Using the records provided below, locate and copy each line that contains the word "Outcome".
+++ Records for this exercise +++
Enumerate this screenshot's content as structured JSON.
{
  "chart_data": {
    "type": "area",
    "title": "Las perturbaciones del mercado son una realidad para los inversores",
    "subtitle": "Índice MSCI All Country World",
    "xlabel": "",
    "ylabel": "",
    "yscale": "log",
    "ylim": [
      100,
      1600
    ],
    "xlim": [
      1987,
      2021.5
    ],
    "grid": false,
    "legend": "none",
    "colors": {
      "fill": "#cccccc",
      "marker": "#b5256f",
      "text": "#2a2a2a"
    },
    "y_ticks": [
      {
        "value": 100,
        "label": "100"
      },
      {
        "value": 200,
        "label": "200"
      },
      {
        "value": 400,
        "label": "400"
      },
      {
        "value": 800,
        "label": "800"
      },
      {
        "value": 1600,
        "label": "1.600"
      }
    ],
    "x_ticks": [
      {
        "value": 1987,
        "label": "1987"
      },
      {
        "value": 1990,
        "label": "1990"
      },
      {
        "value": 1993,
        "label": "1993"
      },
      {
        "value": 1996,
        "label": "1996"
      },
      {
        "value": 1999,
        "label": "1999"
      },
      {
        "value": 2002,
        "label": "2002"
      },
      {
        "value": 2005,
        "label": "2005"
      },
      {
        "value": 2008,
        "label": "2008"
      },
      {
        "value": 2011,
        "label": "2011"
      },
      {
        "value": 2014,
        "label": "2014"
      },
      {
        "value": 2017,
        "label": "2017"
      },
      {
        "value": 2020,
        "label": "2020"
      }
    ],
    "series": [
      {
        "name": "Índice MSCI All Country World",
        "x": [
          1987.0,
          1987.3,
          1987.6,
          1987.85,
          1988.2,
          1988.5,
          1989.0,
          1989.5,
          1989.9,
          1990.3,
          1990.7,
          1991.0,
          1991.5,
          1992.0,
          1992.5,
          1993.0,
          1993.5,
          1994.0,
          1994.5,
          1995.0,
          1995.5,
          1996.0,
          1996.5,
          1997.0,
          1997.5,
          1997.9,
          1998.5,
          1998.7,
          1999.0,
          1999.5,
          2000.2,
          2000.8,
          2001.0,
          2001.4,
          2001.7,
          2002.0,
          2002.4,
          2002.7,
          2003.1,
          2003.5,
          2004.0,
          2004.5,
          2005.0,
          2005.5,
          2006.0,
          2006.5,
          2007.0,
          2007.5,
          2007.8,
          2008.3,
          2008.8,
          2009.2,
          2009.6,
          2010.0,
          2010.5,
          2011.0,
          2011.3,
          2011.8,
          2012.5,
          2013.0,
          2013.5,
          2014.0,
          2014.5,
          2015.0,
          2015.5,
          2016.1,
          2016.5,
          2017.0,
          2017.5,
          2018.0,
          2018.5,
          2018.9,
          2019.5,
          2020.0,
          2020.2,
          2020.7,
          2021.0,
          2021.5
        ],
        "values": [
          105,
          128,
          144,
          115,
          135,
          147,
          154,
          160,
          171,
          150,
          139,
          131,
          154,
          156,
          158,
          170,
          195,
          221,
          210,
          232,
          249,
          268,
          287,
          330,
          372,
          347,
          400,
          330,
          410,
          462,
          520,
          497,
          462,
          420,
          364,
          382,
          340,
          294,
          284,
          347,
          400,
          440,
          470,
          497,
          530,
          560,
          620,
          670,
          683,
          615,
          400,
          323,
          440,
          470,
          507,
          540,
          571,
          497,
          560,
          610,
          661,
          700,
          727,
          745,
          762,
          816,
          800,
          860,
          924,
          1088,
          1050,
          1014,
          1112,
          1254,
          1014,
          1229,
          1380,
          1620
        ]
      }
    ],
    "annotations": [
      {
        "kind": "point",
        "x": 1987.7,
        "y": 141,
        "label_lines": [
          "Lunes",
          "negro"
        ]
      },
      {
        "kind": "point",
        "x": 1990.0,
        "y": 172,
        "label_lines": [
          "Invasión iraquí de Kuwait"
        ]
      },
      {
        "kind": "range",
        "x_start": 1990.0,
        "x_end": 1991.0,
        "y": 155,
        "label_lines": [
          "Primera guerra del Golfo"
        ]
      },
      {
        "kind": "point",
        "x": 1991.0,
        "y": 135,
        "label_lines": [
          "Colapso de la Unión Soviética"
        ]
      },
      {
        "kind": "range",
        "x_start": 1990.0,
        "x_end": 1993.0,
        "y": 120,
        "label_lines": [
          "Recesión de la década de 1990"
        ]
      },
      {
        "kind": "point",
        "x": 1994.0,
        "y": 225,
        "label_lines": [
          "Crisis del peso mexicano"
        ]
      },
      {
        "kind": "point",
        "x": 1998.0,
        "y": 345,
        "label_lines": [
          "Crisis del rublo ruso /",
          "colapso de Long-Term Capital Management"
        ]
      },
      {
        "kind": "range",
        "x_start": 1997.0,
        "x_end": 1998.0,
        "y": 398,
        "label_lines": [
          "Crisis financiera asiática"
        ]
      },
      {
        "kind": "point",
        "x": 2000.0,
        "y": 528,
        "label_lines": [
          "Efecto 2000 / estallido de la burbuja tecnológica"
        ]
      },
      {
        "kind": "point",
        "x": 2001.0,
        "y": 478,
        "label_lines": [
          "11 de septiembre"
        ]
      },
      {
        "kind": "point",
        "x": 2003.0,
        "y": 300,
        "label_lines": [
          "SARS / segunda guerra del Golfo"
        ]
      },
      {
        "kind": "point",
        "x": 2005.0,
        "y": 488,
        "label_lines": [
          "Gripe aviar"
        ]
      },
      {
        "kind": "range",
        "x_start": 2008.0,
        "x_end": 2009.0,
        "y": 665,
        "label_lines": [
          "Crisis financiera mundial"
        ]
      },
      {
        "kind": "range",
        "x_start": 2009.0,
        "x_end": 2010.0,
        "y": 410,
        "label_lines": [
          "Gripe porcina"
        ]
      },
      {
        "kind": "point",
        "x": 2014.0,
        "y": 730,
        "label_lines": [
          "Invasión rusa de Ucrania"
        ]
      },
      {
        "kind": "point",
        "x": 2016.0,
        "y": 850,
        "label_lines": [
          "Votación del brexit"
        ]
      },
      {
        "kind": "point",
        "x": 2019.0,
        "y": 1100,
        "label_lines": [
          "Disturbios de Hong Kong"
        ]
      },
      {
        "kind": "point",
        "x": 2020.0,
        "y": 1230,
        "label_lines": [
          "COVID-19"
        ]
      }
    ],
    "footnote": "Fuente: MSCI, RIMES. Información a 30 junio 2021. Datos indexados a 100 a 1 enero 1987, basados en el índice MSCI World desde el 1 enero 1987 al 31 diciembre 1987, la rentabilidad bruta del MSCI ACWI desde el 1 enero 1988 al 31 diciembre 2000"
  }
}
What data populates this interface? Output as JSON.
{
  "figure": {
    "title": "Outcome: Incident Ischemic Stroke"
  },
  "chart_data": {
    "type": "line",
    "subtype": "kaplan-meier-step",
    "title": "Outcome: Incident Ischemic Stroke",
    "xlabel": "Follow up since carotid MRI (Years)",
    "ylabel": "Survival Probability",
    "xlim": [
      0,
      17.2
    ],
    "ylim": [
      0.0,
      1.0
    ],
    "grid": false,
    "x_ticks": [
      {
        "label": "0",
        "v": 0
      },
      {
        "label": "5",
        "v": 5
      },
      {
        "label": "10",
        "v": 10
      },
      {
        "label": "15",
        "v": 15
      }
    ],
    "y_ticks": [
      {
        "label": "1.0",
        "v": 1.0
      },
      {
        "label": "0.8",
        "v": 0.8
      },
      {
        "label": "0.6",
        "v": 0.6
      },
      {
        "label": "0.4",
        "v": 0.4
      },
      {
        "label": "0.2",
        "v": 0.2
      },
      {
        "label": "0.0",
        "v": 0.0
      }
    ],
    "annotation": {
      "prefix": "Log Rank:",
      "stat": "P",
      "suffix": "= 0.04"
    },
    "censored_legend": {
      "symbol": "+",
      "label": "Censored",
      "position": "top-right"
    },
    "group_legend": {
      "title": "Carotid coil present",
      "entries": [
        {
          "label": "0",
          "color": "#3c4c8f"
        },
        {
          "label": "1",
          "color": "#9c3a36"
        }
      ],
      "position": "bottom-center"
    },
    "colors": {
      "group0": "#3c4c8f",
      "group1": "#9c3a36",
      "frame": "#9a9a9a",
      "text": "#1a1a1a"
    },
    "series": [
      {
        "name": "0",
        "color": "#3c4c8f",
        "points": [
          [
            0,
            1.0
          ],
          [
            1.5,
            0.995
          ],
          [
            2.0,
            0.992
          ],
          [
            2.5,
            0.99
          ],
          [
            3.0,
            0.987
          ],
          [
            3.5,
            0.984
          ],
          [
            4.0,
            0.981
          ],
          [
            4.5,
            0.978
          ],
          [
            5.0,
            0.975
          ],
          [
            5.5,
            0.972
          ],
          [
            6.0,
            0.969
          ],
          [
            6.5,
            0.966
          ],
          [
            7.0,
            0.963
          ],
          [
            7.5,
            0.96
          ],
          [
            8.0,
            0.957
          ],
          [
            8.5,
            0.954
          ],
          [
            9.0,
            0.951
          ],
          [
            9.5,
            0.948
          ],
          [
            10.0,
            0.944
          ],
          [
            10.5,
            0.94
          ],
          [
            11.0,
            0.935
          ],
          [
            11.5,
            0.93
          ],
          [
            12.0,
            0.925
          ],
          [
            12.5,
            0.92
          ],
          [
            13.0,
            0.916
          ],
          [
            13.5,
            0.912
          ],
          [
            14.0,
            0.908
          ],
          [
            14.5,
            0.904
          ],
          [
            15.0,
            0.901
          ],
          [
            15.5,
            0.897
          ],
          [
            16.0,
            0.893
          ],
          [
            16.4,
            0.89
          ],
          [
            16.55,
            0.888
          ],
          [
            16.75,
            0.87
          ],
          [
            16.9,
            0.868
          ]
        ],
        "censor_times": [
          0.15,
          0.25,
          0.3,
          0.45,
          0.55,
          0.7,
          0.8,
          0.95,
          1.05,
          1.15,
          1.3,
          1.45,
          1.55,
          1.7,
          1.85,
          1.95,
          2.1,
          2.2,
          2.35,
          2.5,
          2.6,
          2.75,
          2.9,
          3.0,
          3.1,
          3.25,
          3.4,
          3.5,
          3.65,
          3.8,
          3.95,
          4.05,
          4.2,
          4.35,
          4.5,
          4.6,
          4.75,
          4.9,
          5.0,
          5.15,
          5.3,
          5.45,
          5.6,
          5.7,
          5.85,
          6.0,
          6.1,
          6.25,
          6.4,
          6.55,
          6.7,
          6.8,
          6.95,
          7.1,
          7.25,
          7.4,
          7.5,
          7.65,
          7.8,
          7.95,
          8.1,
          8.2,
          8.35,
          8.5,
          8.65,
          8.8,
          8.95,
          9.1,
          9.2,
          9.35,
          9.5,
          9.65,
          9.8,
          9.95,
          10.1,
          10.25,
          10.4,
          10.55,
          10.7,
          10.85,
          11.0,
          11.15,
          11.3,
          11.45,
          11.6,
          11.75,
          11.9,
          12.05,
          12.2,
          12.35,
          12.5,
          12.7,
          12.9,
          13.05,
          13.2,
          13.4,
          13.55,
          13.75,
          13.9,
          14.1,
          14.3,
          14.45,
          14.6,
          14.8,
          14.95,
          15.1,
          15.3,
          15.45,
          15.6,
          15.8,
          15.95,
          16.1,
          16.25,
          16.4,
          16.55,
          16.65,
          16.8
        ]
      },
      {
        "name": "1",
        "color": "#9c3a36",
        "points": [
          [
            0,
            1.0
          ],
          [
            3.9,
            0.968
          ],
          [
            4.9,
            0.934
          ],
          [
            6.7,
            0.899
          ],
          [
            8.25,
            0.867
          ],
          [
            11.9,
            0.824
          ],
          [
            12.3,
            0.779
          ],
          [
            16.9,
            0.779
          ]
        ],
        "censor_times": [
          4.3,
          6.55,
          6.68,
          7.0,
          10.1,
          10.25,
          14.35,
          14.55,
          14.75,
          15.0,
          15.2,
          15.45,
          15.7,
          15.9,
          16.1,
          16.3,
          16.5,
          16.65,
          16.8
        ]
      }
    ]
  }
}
+++
### Completed task
    "title": "Outcome: Incident Ischemic Stroke"
    "title": "Outcome: Incident Ischemic Stroke",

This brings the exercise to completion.